PROBLEM REQUIREMENTS
Here are some records; copy every line that holds the word "more".

----------

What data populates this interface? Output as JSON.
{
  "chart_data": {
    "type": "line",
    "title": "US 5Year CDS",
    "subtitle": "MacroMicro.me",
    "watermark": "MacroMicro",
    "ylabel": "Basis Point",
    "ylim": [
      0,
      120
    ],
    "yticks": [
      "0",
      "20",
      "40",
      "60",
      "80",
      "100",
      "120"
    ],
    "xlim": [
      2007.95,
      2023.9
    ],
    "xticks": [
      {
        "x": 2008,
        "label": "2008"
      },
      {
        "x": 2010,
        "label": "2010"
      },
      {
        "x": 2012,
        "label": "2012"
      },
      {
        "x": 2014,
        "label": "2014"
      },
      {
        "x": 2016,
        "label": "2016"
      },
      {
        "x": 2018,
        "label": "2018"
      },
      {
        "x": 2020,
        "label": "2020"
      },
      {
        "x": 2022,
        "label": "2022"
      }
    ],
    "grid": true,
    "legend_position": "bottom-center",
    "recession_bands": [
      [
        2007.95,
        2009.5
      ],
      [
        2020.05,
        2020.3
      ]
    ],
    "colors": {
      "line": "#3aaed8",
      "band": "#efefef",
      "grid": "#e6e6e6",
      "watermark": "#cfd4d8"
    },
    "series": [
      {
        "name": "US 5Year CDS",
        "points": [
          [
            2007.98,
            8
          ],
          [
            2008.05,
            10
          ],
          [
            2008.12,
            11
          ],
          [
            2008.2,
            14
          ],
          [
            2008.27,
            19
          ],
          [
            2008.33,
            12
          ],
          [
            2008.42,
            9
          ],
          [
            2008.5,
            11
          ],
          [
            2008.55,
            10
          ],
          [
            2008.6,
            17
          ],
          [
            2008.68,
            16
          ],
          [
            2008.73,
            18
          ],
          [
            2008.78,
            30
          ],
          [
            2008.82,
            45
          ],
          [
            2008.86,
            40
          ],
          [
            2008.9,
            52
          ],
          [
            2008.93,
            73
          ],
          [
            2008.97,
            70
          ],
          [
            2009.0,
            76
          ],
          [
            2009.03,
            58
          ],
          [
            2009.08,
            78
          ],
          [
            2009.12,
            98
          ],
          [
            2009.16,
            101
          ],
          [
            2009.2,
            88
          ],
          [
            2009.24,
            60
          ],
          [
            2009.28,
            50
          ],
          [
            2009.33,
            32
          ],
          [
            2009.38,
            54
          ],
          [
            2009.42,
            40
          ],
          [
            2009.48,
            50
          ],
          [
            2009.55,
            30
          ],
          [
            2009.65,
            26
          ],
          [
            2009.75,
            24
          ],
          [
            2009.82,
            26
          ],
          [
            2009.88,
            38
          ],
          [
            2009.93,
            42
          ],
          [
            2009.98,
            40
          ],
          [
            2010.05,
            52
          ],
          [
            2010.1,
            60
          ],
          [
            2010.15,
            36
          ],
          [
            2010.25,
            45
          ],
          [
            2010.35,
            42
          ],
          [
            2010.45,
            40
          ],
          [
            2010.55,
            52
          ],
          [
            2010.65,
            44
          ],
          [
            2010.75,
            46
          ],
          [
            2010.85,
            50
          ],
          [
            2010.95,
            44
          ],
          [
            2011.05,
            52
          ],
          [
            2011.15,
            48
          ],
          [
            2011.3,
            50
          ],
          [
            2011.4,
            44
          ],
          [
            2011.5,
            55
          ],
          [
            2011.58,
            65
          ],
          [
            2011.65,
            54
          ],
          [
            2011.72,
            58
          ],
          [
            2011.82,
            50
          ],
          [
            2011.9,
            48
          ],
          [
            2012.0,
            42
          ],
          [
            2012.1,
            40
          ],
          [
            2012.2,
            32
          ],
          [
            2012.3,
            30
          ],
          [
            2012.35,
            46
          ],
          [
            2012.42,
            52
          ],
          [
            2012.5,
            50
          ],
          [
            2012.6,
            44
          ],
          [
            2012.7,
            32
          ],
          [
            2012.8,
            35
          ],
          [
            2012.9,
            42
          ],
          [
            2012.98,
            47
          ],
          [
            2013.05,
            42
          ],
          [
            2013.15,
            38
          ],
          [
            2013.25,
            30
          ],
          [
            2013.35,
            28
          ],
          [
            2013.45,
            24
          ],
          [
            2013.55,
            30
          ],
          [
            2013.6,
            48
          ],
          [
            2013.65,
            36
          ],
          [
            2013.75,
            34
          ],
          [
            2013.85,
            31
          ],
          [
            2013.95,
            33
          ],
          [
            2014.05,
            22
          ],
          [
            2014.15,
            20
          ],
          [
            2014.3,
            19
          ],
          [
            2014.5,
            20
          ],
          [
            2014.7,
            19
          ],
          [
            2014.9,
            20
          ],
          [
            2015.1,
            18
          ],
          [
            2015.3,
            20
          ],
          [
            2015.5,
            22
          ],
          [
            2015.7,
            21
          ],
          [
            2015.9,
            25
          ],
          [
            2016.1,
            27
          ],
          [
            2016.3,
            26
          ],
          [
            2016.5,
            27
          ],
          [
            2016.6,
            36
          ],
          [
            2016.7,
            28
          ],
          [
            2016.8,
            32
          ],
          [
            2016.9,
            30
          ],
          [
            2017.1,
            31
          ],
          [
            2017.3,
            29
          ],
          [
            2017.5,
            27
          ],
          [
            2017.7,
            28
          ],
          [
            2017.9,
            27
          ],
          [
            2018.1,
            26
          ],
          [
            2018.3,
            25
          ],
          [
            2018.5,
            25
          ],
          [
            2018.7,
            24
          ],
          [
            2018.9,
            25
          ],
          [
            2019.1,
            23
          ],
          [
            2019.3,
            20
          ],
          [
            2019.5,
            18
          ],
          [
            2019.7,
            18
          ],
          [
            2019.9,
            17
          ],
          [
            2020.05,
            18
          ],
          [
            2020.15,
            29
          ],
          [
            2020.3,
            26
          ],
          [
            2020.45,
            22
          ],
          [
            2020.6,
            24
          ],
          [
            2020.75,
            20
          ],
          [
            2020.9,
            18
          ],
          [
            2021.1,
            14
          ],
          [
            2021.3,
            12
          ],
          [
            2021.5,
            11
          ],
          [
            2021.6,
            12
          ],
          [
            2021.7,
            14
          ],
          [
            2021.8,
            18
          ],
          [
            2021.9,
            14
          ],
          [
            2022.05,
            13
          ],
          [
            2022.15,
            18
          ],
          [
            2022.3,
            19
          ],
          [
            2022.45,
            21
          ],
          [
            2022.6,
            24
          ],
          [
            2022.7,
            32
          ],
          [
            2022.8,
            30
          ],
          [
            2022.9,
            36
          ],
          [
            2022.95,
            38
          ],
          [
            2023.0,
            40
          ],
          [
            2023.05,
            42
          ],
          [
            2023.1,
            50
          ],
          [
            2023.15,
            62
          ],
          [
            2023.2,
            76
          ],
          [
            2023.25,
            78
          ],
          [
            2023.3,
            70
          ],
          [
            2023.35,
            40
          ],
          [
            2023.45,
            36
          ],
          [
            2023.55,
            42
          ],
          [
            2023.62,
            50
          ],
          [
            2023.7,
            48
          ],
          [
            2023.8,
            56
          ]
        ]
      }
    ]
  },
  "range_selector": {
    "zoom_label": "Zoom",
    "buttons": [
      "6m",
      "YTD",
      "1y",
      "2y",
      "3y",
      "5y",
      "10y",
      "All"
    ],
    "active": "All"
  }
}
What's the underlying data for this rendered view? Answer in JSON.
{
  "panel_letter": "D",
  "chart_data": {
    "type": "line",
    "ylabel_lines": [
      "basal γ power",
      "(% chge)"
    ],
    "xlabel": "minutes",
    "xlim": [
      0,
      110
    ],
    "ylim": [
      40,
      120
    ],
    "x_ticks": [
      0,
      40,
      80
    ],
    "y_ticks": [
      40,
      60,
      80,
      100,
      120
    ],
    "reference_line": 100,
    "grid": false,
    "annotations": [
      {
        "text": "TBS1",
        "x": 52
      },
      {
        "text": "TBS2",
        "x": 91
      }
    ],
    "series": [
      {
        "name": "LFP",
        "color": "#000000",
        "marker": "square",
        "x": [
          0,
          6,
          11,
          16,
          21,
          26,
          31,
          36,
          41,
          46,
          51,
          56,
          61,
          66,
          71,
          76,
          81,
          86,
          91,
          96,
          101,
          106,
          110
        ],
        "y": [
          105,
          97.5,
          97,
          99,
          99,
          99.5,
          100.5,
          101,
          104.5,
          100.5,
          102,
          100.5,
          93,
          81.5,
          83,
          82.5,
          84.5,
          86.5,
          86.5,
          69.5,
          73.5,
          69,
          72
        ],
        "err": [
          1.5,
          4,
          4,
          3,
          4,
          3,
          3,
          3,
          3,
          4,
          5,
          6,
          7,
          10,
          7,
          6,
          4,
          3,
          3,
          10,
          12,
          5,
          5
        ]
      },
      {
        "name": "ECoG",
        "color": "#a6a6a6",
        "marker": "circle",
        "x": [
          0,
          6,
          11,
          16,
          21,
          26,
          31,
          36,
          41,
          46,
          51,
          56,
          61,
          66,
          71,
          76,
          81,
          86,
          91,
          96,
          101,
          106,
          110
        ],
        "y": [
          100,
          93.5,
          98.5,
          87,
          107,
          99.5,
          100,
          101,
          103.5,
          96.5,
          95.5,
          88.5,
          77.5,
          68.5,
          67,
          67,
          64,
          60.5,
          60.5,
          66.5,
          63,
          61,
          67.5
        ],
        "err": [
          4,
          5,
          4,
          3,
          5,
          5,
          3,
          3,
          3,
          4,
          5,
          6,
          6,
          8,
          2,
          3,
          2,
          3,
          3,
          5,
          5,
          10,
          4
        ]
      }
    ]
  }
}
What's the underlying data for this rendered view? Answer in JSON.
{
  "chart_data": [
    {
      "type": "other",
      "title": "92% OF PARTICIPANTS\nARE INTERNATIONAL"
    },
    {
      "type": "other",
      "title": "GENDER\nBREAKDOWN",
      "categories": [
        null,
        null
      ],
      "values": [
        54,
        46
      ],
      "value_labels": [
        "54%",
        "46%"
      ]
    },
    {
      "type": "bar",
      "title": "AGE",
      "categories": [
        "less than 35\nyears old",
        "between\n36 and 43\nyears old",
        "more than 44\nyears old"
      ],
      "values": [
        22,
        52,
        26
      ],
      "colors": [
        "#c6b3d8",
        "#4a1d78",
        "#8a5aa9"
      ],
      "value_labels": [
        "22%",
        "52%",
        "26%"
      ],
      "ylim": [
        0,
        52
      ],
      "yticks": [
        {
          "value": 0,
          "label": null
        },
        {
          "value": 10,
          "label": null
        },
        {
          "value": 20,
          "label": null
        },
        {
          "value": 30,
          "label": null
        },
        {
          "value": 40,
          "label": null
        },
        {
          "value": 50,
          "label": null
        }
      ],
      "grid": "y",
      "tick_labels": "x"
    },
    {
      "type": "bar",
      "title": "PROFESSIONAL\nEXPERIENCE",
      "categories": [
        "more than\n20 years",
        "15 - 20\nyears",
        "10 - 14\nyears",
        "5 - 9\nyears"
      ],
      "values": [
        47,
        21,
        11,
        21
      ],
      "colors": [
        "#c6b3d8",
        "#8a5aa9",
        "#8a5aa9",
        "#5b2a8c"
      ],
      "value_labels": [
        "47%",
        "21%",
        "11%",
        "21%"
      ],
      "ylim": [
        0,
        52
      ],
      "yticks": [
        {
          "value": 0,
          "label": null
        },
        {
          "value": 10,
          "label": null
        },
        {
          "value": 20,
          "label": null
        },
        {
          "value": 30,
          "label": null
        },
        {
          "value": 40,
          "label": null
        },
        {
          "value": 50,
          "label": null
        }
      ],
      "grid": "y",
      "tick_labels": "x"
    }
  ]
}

----------

WRITTEN RESPONSE
        "more than 44\nyears old"
        "more than\n20 years",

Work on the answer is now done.